- [PROBLEM]:
Give the number of lines that hold the string "JSON". Nothing else is needed.

# PROVIDED RECORDS start

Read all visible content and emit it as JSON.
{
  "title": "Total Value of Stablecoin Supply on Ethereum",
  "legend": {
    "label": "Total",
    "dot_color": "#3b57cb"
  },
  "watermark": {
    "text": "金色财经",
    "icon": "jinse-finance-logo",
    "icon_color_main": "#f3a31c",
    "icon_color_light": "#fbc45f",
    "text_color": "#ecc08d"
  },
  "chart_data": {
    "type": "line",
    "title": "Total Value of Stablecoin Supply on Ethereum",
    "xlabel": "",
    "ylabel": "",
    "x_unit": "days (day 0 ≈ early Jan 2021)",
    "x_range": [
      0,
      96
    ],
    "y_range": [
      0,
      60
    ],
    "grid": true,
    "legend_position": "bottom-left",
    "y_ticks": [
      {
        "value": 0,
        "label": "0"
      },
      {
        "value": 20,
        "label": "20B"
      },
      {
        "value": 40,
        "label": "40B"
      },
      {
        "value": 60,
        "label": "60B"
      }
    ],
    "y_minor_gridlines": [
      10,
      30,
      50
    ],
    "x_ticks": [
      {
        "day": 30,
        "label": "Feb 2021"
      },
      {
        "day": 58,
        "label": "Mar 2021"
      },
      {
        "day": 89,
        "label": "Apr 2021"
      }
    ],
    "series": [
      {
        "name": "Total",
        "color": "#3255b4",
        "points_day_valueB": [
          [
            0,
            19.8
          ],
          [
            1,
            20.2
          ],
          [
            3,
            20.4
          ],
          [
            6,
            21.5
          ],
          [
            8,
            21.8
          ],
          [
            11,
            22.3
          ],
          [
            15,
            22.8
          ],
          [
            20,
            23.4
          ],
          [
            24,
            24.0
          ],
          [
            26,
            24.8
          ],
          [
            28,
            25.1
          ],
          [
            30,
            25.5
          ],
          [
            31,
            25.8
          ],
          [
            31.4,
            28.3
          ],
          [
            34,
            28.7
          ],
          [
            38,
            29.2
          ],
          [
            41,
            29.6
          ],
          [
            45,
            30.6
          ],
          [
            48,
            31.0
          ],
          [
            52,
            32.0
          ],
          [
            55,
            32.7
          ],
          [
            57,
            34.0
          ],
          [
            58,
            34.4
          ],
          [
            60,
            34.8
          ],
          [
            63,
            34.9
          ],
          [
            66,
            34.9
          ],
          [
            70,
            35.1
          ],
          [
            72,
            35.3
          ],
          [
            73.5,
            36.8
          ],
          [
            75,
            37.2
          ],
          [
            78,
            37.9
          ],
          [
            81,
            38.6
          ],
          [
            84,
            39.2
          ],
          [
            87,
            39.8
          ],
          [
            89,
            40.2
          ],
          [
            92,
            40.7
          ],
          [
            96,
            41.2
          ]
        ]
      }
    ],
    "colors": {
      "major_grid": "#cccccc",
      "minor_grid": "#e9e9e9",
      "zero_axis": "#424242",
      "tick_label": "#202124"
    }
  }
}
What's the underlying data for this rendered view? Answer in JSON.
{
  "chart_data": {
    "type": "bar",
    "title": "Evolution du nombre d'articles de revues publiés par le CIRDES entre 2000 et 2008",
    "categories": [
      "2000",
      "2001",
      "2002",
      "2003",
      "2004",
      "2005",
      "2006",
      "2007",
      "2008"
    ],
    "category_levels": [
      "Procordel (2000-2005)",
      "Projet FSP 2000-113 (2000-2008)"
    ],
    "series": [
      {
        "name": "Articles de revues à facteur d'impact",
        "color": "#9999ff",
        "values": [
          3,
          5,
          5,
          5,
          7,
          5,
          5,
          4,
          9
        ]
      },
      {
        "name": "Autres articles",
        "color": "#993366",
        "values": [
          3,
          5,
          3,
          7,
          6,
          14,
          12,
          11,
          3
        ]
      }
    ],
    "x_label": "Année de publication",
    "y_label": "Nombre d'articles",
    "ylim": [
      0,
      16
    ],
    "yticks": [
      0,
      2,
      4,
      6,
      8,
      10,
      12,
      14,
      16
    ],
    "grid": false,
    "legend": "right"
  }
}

# PROVIDED RECORDS end

- [THE OUTPUT]:
2